§ **Dataset rows**:
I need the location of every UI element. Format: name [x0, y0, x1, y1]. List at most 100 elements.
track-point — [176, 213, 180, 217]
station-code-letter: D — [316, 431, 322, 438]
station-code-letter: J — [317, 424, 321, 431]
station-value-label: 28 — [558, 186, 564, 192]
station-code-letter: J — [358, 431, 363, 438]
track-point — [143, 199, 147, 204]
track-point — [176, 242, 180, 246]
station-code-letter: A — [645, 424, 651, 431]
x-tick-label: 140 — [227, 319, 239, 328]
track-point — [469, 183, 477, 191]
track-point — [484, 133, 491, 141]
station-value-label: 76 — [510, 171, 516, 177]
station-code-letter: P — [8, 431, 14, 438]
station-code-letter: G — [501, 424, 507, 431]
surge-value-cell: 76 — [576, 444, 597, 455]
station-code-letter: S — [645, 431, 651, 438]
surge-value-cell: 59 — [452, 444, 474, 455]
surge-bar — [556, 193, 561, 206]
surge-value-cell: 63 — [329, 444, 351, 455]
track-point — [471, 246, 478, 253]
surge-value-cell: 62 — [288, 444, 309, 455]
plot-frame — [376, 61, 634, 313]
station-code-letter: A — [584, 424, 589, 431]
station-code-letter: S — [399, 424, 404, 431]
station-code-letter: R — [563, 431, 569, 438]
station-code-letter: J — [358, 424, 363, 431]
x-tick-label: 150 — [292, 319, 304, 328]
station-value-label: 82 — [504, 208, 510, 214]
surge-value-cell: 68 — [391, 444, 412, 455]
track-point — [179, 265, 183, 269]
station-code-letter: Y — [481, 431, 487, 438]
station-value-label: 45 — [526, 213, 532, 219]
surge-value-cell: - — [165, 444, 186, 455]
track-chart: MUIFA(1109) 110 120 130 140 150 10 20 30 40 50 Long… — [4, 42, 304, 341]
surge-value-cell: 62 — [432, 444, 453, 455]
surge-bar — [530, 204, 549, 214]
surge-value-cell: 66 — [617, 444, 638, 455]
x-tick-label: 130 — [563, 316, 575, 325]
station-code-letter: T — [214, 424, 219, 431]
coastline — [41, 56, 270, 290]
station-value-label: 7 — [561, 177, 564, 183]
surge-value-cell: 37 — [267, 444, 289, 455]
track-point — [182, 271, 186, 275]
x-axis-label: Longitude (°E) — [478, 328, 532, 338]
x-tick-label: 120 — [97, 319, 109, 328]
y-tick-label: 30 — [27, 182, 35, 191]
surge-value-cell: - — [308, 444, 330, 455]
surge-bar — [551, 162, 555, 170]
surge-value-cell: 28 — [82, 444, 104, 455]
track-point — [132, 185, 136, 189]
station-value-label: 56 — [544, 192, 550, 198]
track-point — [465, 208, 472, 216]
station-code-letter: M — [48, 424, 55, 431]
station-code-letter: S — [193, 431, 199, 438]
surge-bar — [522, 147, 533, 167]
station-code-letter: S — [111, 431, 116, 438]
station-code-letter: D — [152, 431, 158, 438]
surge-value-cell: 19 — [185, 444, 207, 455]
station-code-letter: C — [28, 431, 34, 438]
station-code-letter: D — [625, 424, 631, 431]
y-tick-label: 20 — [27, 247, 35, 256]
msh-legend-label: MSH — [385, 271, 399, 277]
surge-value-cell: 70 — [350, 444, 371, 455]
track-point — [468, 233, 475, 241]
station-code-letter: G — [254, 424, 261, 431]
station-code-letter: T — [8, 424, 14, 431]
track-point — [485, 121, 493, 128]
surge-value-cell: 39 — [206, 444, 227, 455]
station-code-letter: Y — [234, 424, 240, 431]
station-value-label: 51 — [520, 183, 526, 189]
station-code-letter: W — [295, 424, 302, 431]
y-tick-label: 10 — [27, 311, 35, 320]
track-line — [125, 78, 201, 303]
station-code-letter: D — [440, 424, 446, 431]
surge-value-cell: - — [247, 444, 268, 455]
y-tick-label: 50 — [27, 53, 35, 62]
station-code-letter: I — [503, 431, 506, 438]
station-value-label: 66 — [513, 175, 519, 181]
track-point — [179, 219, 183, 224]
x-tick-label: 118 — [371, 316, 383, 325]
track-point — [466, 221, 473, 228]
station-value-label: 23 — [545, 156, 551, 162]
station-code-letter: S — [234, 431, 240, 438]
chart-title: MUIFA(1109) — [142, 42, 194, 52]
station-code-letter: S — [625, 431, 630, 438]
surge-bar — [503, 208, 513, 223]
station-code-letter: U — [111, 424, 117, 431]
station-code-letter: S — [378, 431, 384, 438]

§ **EXERCISE INSTRUCTIONS**: Reproduce every line of the records above with no changes.

§ **OUTPUT BELOW**:
I need the location of every UI element. Format: name [x0, y0, x1, y1]. List at most 100 elements.
track-point — [176, 213, 180, 217]
station-code-letter: D — [316, 431, 322, 438]
station-code-letter: J — [317, 424, 321, 431]
station-value-label: 28 — [558, 186, 564, 192]
station-code-letter: J — [358, 431, 363, 438]
track-point — [143, 199, 147, 204]
track-point — [176, 242, 180, 246]
station-code-letter: A — [645, 424, 651, 431]
x-tick-label: 140 — [227, 319, 239, 328]
track-point — [469, 183, 477, 191]
track-point — [484, 133, 491, 141]
station-value-label: 76 — [510, 171, 516, 177]
station-code-letter: P — [8, 431, 14, 438]
station-code-letter: G — [501, 424, 507, 431]
surge-value-cell: 76 — [576, 444, 597, 455]
station-code-letter: S — [645, 431, 651, 438]
surge-value-cell: 59 — [452, 444, 474, 455]
surge-bar — [556, 193, 561, 206]
surge-value-cell: 63 — [329, 444, 351, 455]
track-point — [471, 246, 478, 253]
surge-value-cell: 62 — [288, 444, 309, 455]
plot-frame — [376, 61, 634, 313]
station-code-letter: A — [584, 424, 589, 431]
station-code-letter: S — [399, 424, 404, 431]
station-code-letter: R — [563, 431, 569, 438]
station-code-letter: J — [358, 424, 363, 431]
x-tick-label: 150 — [292, 319, 304, 328]
station-value-label: 82 — [504, 208, 510, 214]
surge-value-cell: 68 — [391, 444, 412, 455]
track-point — [179, 265, 183, 269]
station-code-letter: Y — [481, 431, 487, 438]
station-value-label: 45 — [526, 213, 532, 219]
surge-value-cell: - — [165, 444, 186, 455]
track-chart: MUIFA(1109) 110 120 130 140 150 10 20 30 40 50 Long… — [4, 42, 304, 341]
surge-value-cell: 62 — [432, 444, 453, 455]
surge-bar — [530, 204, 549, 214]
surge-value-cell: 66 — [617, 444, 638, 455]
x-tick-label: 130 — [563, 316, 575, 325]
station-code-letter: T — [214, 424, 219, 431]
coastline — [41, 56, 270, 290]
station-value-label: 7 — [561, 177, 564, 183]
surge-value-cell: 37 — [267, 444, 289, 455]
track-point — [182, 271, 186, 275]
x-axis-label: Longitude (°E) — [478, 328, 532, 338]
x-tick-label: 120 — [97, 319, 109, 328]
y-tick-label: 30 — [27, 182, 35, 191]
surge-value-cell: - — [308, 444, 330, 455]
surge-bar — [551, 162, 555, 170]
surge-value-cell: 28 — [82, 444, 104, 455]
track-point — [132, 185, 136, 189]
station-value-label: 56 — [544, 192, 550, 198]
track-point — [465, 208, 472, 216]
station-code-letter: M — [48, 424, 55, 431]
station-code-letter: S — [193, 431, 199, 438]
surge-bar — [522, 147, 533, 167]
station-code-letter: S — [111, 431, 116, 438]
station-code-letter: D — [152, 431, 158, 438]
surge-value-cell: 19 — [185, 444, 207, 455]
station-code-letter: C — [28, 431, 34, 438]
station-code-letter: D — [625, 424, 631, 431]
y-tick-label: 20 — [27, 247, 35, 256]
msh-legend-label: MSH — [385, 271, 399, 277]
surge-value-cell: 70 — [350, 444, 371, 455]
track-point — [468, 233, 475, 241]
station-code-letter: G — [254, 424, 261, 431]
station-code-letter: T — [8, 424, 14, 431]
track-point — [485, 121, 493, 128]
surge-value-cell: 39 — [206, 444, 227, 455]
station-code-letter: Y — [234, 424, 240, 431]
station-value-label: 51 — [520, 183, 526, 189]
station-code-letter: W — [295, 424, 302, 431]
y-tick-label: 10 — [27, 311, 35, 320]
track-line — [125, 78, 201, 303]
station-code-letter: D — [440, 424, 446, 431]
surge-value-cell: - — [247, 444, 268, 455]
y-tick-label: 50 — [27, 53, 35, 62]
station-code-letter: I — [503, 431, 506, 438]
station-value-label: 66 — [513, 175, 519, 181]
track-point — [179, 219, 183, 224]
x-tick-label: 118 — [371, 316, 383, 325]
track-point — [466, 221, 473, 228]
station-value-label: 23 — [545, 156, 551, 162]
station-code-letter: S — [234, 431, 240, 438]
chart-title: MUIFA(1109) — [142, 42, 194, 52]
station-code-letter: S — [625, 431, 630, 438]
surge-bar — [503, 208, 513, 223]
station-code-letter: U — [111, 424, 117, 431]
station-code-letter: S — [378, 431, 384, 438]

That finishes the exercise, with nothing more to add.